* EXERCISE REQUIREMENTS *
Print the entries in full, word for word, but not the pictures.

□ □ □ □

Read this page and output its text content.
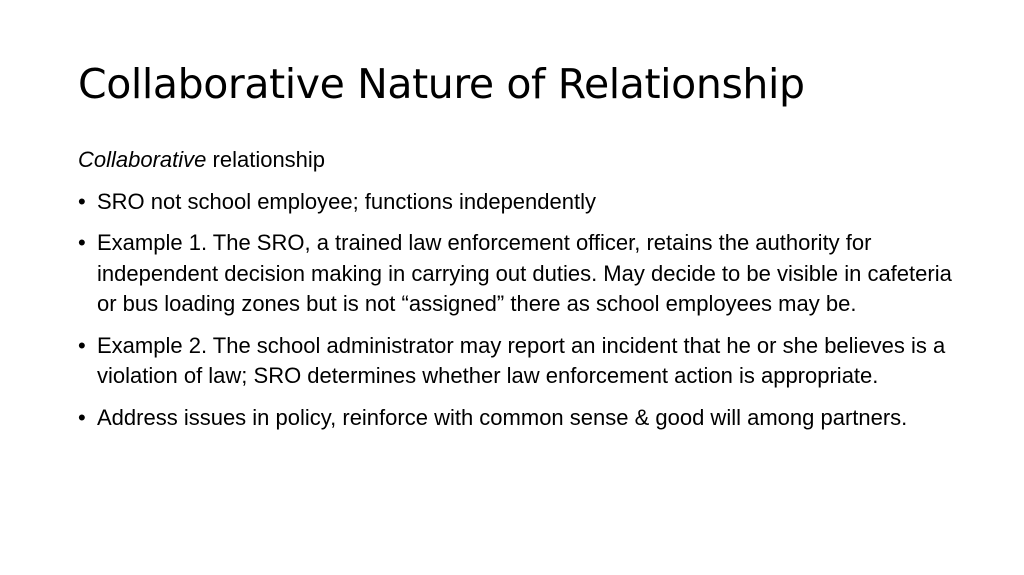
Collaborative Nature of Relationship

Collaborative relationship

• SRO not school employee; functions independently
• Example 1. The SRO, a trained law enforcement officer, retains the authority for independent decision making in carrying out duties. May decide to be visible in cafeteria or bus loading zones but is not “assigned” there as school employees may be.
• Example 2. The school administrator may report an incident that he or she believes is a violation of law; SRO determines whether law enforcement action is appropriate.
• Address issues in policy, reinforce with common sense & good will among partners.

□ □ □ □

* RESPONSE TO THE TASK *
Read this page and output its text content.
Collaborative Nature of Relationship

Collaborative relationship

• SRO not school employee; functions independently
• Example 1. The SRO, a trained law enforcement officer, retains the authority for independent decision making in carrying out duties. May decide to be visible in cafeteria or bus loading zones but is not “assigned” there as school employees may be.
• Example 2. The school administrator may report an incident that he or she believes is a violation of law; SRO determines whether law enforcement action is appropriate.
• Address issues in policy, reinforce with common sense & good will among partners.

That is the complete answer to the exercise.